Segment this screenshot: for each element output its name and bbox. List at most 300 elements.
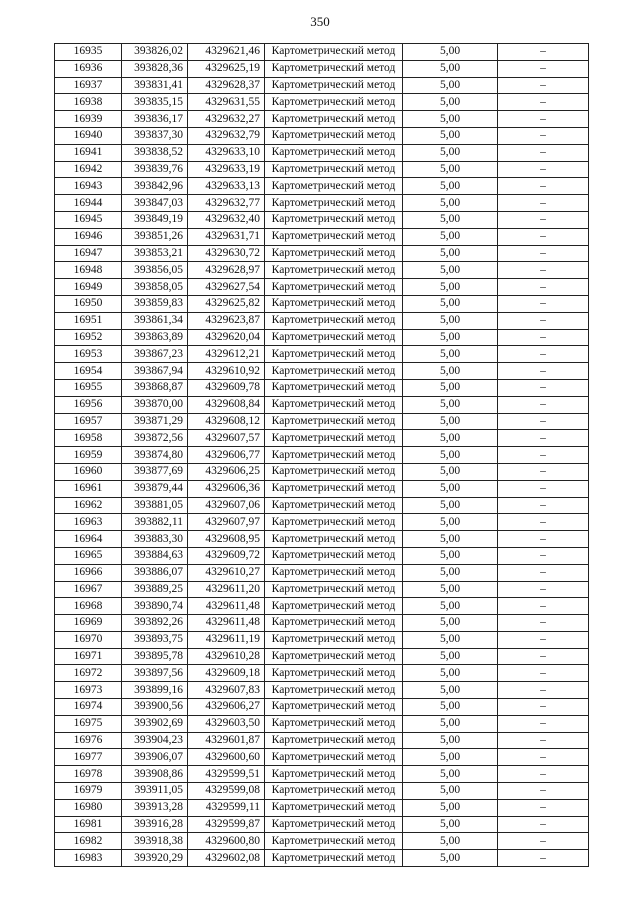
description-cell: – [498, 44, 589, 61]
method-cell: Картометрический метод [265, 547, 403, 564]
x-coordinate-cell: 393884,63 [122, 547, 188, 564]
table-row [55, 178, 589, 195]
x-coordinate-cell: 393867,23 [122, 346, 188, 363]
table-row [55, 211, 589, 228]
method-cell: Картометрический метод [265, 329, 403, 346]
description-cell: – [498, 665, 589, 682]
point-number-cell: 16951 [55, 312, 122, 329]
y-coordinate-cell: 4329607,57 [188, 430, 265, 447]
description-cell: – [498, 430, 589, 447]
method-cell: Картометрический метод [265, 295, 403, 312]
method-cell: Картометрический метод [265, 94, 403, 111]
method-cell: Картометрический метод [265, 514, 403, 531]
x-coordinate-cell: 393913,28 [122, 799, 188, 816]
table-row [55, 396, 589, 413]
point-number-cell: 16947 [55, 245, 122, 262]
point-number-cell: 16937 [55, 77, 122, 94]
point-number-cell: 16935 [55, 44, 122, 61]
description-cell: – [498, 413, 589, 430]
description-cell: – [498, 564, 589, 581]
method-cell: Картометрический метод [265, 564, 403, 581]
x-coordinate-cell: 393916,28 [122, 816, 188, 833]
table-row [55, 430, 589, 447]
y-coordinate-cell: 4329632,27 [188, 111, 265, 128]
method-cell: Картометрический метод [265, 783, 403, 800]
table-row [55, 850, 589, 867]
error-cell: 5,00 [403, 413, 498, 430]
x-coordinate-cell: 393859,83 [122, 295, 188, 312]
description-cell: – [498, 295, 589, 312]
error-cell: 5,00 [403, 665, 498, 682]
table-row [55, 77, 589, 94]
y-coordinate-cell: 4329607,83 [188, 682, 265, 699]
table-row [55, 262, 589, 279]
method-cell: Картометрический метод [265, 396, 403, 413]
description-cell: – [498, 60, 589, 77]
method-cell: Картометрический метод [265, 732, 403, 749]
y-coordinate-cell: 4329606,36 [188, 480, 265, 497]
point-number-cell: 16939 [55, 111, 122, 128]
error-cell: 5,00 [403, 295, 498, 312]
point-number-cell: 16948 [55, 262, 122, 279]
point-number-cell: 16982 [55, 833, 122, 850]
error-cell: 5,00 [403, 564, 498, 581]
y-coordinate-cell: 4329632,40 [188, 211, 265, 228]
table-row [55, 547, 589, 564]
description-cell: – [498, 598, 589, 615]
table-row [55, 631, 589, 648]
description-cell: – [498, 850, 589, 867]
table-row [55, 295, 589, 312]
x-coordinate-cell: 393892,26 [122, 615, 188, 632]
table-row [55, 682, 589, 699]
y-coordinate-cell: 4329610,27 [188, 564, 265, 581]
method-cell: Картометрический метод [265, 665, 403, 682]
description-cell: – [498, 732, 589, 749]
method-cell: Картометрический метод [265, 833, 403, 850]
error-cell: 5,00 [403, 648, 498, 665]
description-cell: – [498, 245, 589, 262]
x-coordinate-cell: 393871,29 [122, 413, 188, 430]
description-cell: – [498, 279, 589, 296]
x-coordinate-cell: 393879,44 [122, 480, 188, 497]
error-cell: 5,00 [403, 531, 498, 548]
x-coordinate-cell: 393881,05 [122, 497, 188, 514]
method-cell: Картометрический метод [265, 413, 403, 430]
description-cell: – [498, 144, 589, 161]
x-coordinate-cell: 393867,94 [122, 363, 188, 380]
point-number-cell: 16974 [55, 699, 122, 716]
description-cell: – [498, 749, 589, 766]
table-row [55, 615, 589, 632]
table-row [55, 44, 589, 61]
x-coordinate-cell: 393835,15 [122, 94, 188, 111]
x-coordinate-cell: 393911,05 [122, 783, 188, 800]
x-coordinate-cell: 393902,69 [122, 715, 188, 732]
x-coordinate-cell: 393906,07 [122, 749, 188, 766]
point-number-cell: 16968 [55, 598, 122, 615]
description-cell: – [498, 228, 589, 245]
description-cell: – [498, 799, 589, 816]
table-body [55, 44, 589, 867]
point-number-cell: 16946 [55, 228, 122, 245]
y-coordinate-cell: 4329599,11 [188, 799, 265, 816]
error-cell: 5,00 [403, 514, 498, 531]
x-coordinate-cell: 393837,30 [122, 127, 188, 144]
error-cell: 5,00 [403, 195, 498, 212]
x-coordinate-cell: 393839,76 [122, 161, 188, 178]
error-cell: 5,00 [403, 699, 498, 716]
y-coordinate-cell: 4329610,28 [188, 648, 265, 665]
x-coordinate-cell: 393904,23 [122, 732, 188, 749]
method-cell: Картометрический метод [265, 195, 403, 212]
y-coordinate-cell: 4329610,92 [188, 363, 265, 380]
table-row [55, 312, 589, 329]
point-number-cell: 16943 [55, 178, 122, 195]
x-coordinate-cell: 393856,05 [122, 262, 188, 279]
method-cell: Картометрический метод [265, 850, 403, 867]
description-cell: – [498, 178, 589, 195]
y-coordinate-cell: 4329631,71 [188, 228, 265, 245]
table-row [55, 447, 589, 464]
method-cell: Картометрический метод [265, 279, 403, 296]
y-coordinate-cell: 4329632,77 [188, 195, 265, 212]
point-number-cell: 16941 [55, 144, 122, 161]
x-coordinate-cell: 393863,89 [122, 329, 188, 346]
description-cell: – [498, 161, 589, 178]
x-coordinate-cell: 393838,52 [122, 144, 188, 161]
method-cell: Картометрический метод [265, 531, 403, 548]
point-number-cell: 16973 [55, 682, 122, 699]
error-cell: 5,00 [403, 631, 498, 648]
table-row [55, 514, 589, 531]
table-row [55, 413, 589, 430]
point-number-cell: 16944 [55, 195, 122, 212]
y-coordinate-cell: 4329608,95 [188, 531, 265, 548]
error-cell: 5,00 [403, 430, 498, 447]
description-cell: – [498, 715, 589, 732]
method-cell: Картометрический метод [265, 799, 403, 816]
description-cell: – [498, 833, 589, 850]
coordinates-table [54, 43, 589, 867]
method-cell: Картометрический метод [265, 749, 403, 766]
y-coordinate-cell: 4329633,19 [188, 161, 265, 178]
point-number-cell: 16970 [55, 631, 122, 648]
point-number-cell: 16965 [55, 547, 122, 564]
error-cell: 5,00 [403, 715, 498, 732]
method-cell: Картометрический метод [265, 615, 403, 632]
error-cell: 5,00 [403, 850, 498, 867]
y-coordinate-cell: 4329609,72 [188, 547, 265, 564]
x-coordinate-cell: 393882,11 [122, 514, 188, 531]
y-coordinate-cell: 4329607,06 [188, 497, 265, 514]
method-cell: Картометрический метод [265, 60, 403, 77]
method-cell: Картометрический метод [265, 346, 403, 363]
description-cell: – [498, 531, 589, 548]
point-number-cell: 16961 [55, 480, 122, 497]
method-cell: Картометрический метод [265, 430, 403, 447]
error-cell: 5,00 [403, 615, 498, 632]
page-number: 350 [310, 14, 330, 29]
point-number-cell: 16969 [55, 615, 122, 632]
x-coordinate-cell: 393900,56 [122, 699, 188, 716]
y-coordinate-cell: 4329606,27 [188, 699, 265, 716]
description-cell: – [498, 480, 589, 497]
y-coordinate-cell: 4329599,87 [188, 816, 265, 833]
description-cell: – [498, 195, 589, 212]
description-cell: – [498, 77, 589, 94]
point-number-cell: 16980 [55, 799, 122, 816]
y-coordinate-cell: 4329630,72 [188, 245, 265, 262]
method-cell: Картометрический метод [265, 682, 403, 699]
point-number-cell: 16954 [55, 363, 122, 380]
description-cell: – [498, 396, 589, 413]
error-cell: 5,00 [403, 497, 498, 514]
table-row [55, 279, 589, 296]
error-cell: 5,00 [403, 262, 498, 279]
error-cell: 5,00 [403, 94, 498, 111]
method-cell: Картометрический метод [265, 699, 403, 716]
x-coordinate-cell: 393920,29 [122, 850, 188, 867]
y-coordinate-cell: 4329600,80 [188, 833, 265, 850]
y-coordinate-cell: 4329608,84 [188, 396, 265, 413]
description-cell: – [498, 581, 589, 598]
description-cell: – [498, 94, 589, 111]
description-cell: – [498, 127, 589, 144]
error-cell: 5,00 [403, 279, 498, 296]
point-number-cell: 16959 [55, 447, 122, 464]
error-cell: 5,00 [403, 77, 498, 94]
method-cell: Картометрический метод [265, 631, 403, 648]
error-cell: 5,00 [403, 799, 498, 816]
description-cell: – [498, 766, 589, 783]
description-cell: – [498, 682, 589, 699]
method-cell: Картометрический метод [265, 581, 403, 598]
y-coordinate-cell: 4329601,87 [188, 732, 265, 749]
y-coordinate-cell: 4329633,13 [188, 178, 265, 195]
x-coordinate-cell: 393826,02 [122, 44, 188, 61]
table-row [55, 699, 589, 716]
x-coordinate-cell: 393886,07 [122, 564, 188, 581]
point-number-cell: 16952 [55, 329, 122, 346]
x-coordinate-cell: 393895,78 [122, 648, 188, 665]
error-cell: 5,00 [403, 547, 498, 564]
y-coordinate-cell: 4329607,97 [188, 514, 265, 531]
method-cell: Картометрический метод [265, 312, 403, 329]
y-coordinate-cell: 4329632,79 [188, 127, 265, 144]
point-number-cell: 16976 [55, 732, 122, 749]
x-coordinate-cell: 393918,38 [122, 833, 188, 850]
method-cell: Картометрический метод [265, 262, 403, 279]
description-cell: – [498, 497, 589, 514]
x-coordinate-cell: 393831,41 [122, 77, 188, 94]
y-coordinate-cell: 4329606,77 [188, 447, 265, 464]
point-number-cell: 16942 [55, 161, 122, 178]
point-number-cell: 16967 [55, 581, 122, 598]
table-row [55, 766, 589, 783]
x-coordinate-cell: 393889,25 [122, 581, 188, 598]
method-cell: Картометрический метод [265, 766, 403, 783]
table-row [55, 564, 589, 581]
table-row [55, 783, 589, 800]
error-cell: 5,00 [403, 211, 498, 228]
y-coordinate-cell: 4329611,48 [188, 598, 265, 615]
table-row [55, 144, 589, 161]
point-number-cell: 16945 [55, 211, 122, 228]
method-cell: Картометрический метод [265, 77, 403, 94]
x-coordinate-cell: 393893,75 [122, 631, 188, 648]
description-cell: – [498, 463, 589, 480]
method-cell: Картометрический метод [265, 111, 403, 128]
y-coordinate-cell: 4329623,87 [188, 312, 265, 329]
error-cell: 5,00 [403, 766, 498, 783]
description-cell: – [498, 329, 589, 346]
description-cell: – [498, 514, 589, 531]
x-coordinate-cell: 393870,00 [122, 396, 188, 413]
error-cell: 5,00 [403, 363, 498, 380]
y-coordinate-cell: 4329621,46 [188, 44, 265, 61]
point-number-cell: 16950 [55, 295, 122, 312]
point-number-cell: 16949 [55, 279, 122, 296]
point-number-cell: 16963 [55, 514, 122, 531]
y-coordinate-cell: 4329600,60 [188, 749, 265, 766]
y-coordinate-cell: 4329628,97 [188, 262, 265, 279]
method-cell: Картометрический метод [265, 648, 403, 665]
table-row [55, 715, 589, 732]
y-coordinate-cell: 4329611,19 [188, 631, 265, 648]
error-cell: 5,00 [403, 581, 498, 598]
y-coordinate-cell: 4329625,19 [188, 60, 265, 77]
error-cell: 5,00 [403, 598, 498, 615]
point-number-cell: 16979 [55, 783, 122, 800]
description-cell: – [498, 262, 589, 279]
point-number-cell: 16962 [55, 497, 122, 514]
method-cell: Картометрический метод [265, 497, 403, 514]
point-number-cell: 16983 [55, 850, 122, 867]
method-cell: Картометрический метод [265, 228, 403, 245]
x-coordinate-cell: 393890,74 [122, 598, 188, 615]
description-cell: – [498, 648, 589, 665]
error-cell: 5,00 [403, 480, 498, 497]
description-cell: – [498, 312, 589, 329]
point-number-cell: 16978 [55, 766, 122, 783]
table-row [55, 329, 589, 346]
description-cell: – [498, 211, 589, 228]
table-row [55, 497, 589, 514]
description-cell: – [498, 447, 589, 464]
table-row [55, 363, 589, 380]
table-row [55, 245, 589, 262]
description-cell: – [498, 346, 589, 363]
table-row [55, 531, 589, 548]
x-coordinate-cell: 393836,17 [122, 111, 188, 128]
x-coordinate-cell: 393861,34 [122, 312, 188, 329]
error-cell: 5,00 [403, 245, 498, 262]
description-cell: – [498, 783, 589, 800]
x-coordinate-cell: 393874,80 [122, 447, 188, 464]
y-coordinate-cell: 4329608,12 [188, 413, 265, 430]
x-coordinate-cell: 393872,56 [122, 430, 188, 447]
y-coordinate-cell: 4329599,51 [188, 766, 265, 783]
description-cell: – [498, 111, 589, 128]
method-cell: Картометрический метод [265, 363, 403, 380]
point-number-cell: 16977 [55, 749, 122, 766]
point-number-cell: 16956 [55, 396, 122, 413]
description-cell: – [498, 816, 589, 833]
y-coordinate-cell: 4329602,08 [188, 850, 265, 867]
error-cell: 5,00 [403, 783, 498, 800]
table-row [55, 732, 589, 749]
description-cell: – [498, 631, 589, 648]
x-coordinate-cell: 393858,05 [122, 279, 188, 296]
method-cell: Картометрический метод [265, 379, 403, 396]
method-cell: Картометрический метод [265, 816, 403, 833]
x-coordinate-cell: 393851,26 [122, 228, 188, 245]
error-cell: 5,00 [403, 816, 498, 833]
error-cell: 5,00 [403, 749, 498, 766]
point-number-cell: 16953 [55, 346, 122, 363]
table-row [55, 833, 589, 850]
table-row [55, 161, 589, 178]
point-number-cell: 16966 [55, 564, 122, 581]
x-coordinate-cell: 393897,56 [122, 665, 188, 682]
error-cell: 5,00 [403, 396, 498, 413]
point-number-cell: 16955 [55, 379, 122, 396]
error-cell: 5,00 [403, 144, 498, 161]
method-cell: Картометрический метод [265, 715, 403, 732]
table-row [55, 463, 589, 480]
x-coordinate-cell: 393868,87 [122, 379, 188, 396]
description-cell: – [498, 699, 589, 716]
table-row [55, 598, 589, 615]
table-row [55, 749, 589, 766]
y-coordinate-cell: 4329625,82 [188, 295, 265, 312]
table-row [55, 111, 589, 128]
error-cell: 5,00 [403, 60, 498, 77]
x-coordinate-cell: 393899,16 [122, 682, 188, 699]
method-cell: Картометрический метод [265, 161, 403, 178]
x-coordinate-cell: 393883,30 [122, 531, 188, 548]
method-cell: Картометрический метод [265, 127, 403, 144]
y-coordinate-cell: 4329628,37 [188, 77, 265, 94]
x-coordinate-cell: 393847,03 [122, 195, 188, 212]
method-cell: Картометрический метод [265, 245, 403, 262]
table-row [55, 799, 589, 816]
error-cell: 5,00 [403, 463, 498, 480]
x-coordinate-cell: 393828,36 [122, 60, 188, 77]
point-number-cell: 16960 [55, 463, 122, 480]
y-coordinate-cell: 4329609,78 [188, 379, 265, 396]
y-coordinate-cell: 4329612,21 [188, 346, 265, 363]
point-number-cell: 16957 [55, 413, 122, 430]
error-cell: 5,00 [403, 682, 498, 699]
x-coordinate-cell: 393908,86 [122, 766, 188, 783]
y-coordinate-cell: 4329611,20 [188, 581, 265, 598]
method-cell: Картометрический метод [265, 144, 403, 161]
table-row [55, 94, 589, 111]
table-row [55, 60, 589, 77]
method-cell: Картометрический метод [265, 463, 403, 480]
description-cell: – [498, 363, 589, 380]
error-cell: 5,00 [403, 447, 498, 464]
error-cell: 5,00 [403, 44, 498, 61]
table-row [55, 581, 589, 598]
method-cell: Картометрический метод [265, 447, 403, 464]
point-number-cell: 16958 [55, 430, 122, 447]
description-cell: – [498, 379, 589, 396]
table-row [55, 665, 589, 682]
y-coordinate-cell: 4329609,18 [188, 665, 265, 682]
━━━━━━━━━━━━━━━━━━━━
== PROBLEM ==
Could you render the part of the listing that opens with the line containing "description-cell: – [498, 44, 589, 61]" and closes with the line containing "table-row [55, 631, 589, 648]" as a JSON list of strings, one string per line, leaving out any blank lines?

== EXERCISE RESPONSE ==
[
  "description-cell: – [498, 44, 589, 61]",
  "method-cell: Картометрический метод [265, 547, 403, 564]",
  "x-coordinate-cell: 393884,63 [122, 547, 188, 564]",
  "table-row [55, 178, 589, 195]",
  "x-coordinate-cell: 393867,23 [122, 346, 188, 363]",
  "table-row [55, 211, 589, 228]",
  "method-cell: Картометрический метод [265, 329, 403, 346]",
  "description-cell: – [498, 665, 589, 682]",
  "point-number-cell: 16951 [55, 312, 122, 329]",
  "y-coordinate-cell: 4329607,57 [188, 430, 265, 447]",
  "description-cell: – [498, 430, 589, 447]",
  "method-cell: Картометрический метод [265, 295, 403, 312]",
  "method-cell: Картометрический метод [265, 94, 403, 111]",
  "method-cell: Картометрический метод [265, 514, 403, 531]",
  "x-coordinate-cell: 393913,28 [122, 799, 188, 816]",
  "table-row [55, 396, 589, 413]",
  "point-number-cell: 16947 [55, 245, 122, 262]",
  "point-number-cell: 16937 [55, 77, 122, 94]",
  "point-number-cell: 16935 [55, 44, 122, 61]",
  "description-cell: – [498, 413, 589, 430]",
  "description-cell: – [498, 564, 589, 581]",
  "method-cell: Картометрический метод [265, 564, 403, 581]",
  "x-coordinate-cell: 393916,28 [122, 816, 188, 833]",
  "table-row [55, 430, 589, 447]",
  "y-coordinate-cell: 4329632,27 [188, 111, 265, 128]",
  "method-cell: Картометрический метод [265, 783, 403, 800]",
  "table-row [55, 850, 589, 867]",
  "error-cell: 5,00 [403, 413, 498, 430]",
  "x-coordinate-cell: 393859,83 [122, 295, 188, 312]",
  "description-cell: – [498, 295, 589, 312]",
  "error-cell: 5,00 [403, 665, 498, 682]",
  "table-row [55, 77, 589, 94]",
  "y-coordinate-cell: 4329607,83 [188, 682, 265, 699]",
  "table-row [55, 262, 589, 279]",
  "method-cell: Картометрический метод [265, 396, 403, 413]",
  "description-cell: – [498, 60, 589, 77]",
  "method-cell: Картометрический метод [265, 732, 403, 749]",
  "y-coordinate-cell: 4329606,36 [188, 480, 265, 497]",
  "point-number-cell: 16939 [55, 111, 122, 128]",
  "error-cell: 5,00 [403, 295, 498, 312]",
  "point-number-cell: 16948 [55, 262, 122, 279]",
  "point-number-cell: 16982 [55, 833, 122, 850]",
  "error-cell: 5,00 [403, 564, 498, 581]",
  "y-coordinate-cell: 4329632,40 [188, 211, 265, 228]",
  "table-row [55, 547, 589, 564]",
  "description-cell: – [498, 598, 589, 615]",
  "table-row [55, 631, 589, 648]"
]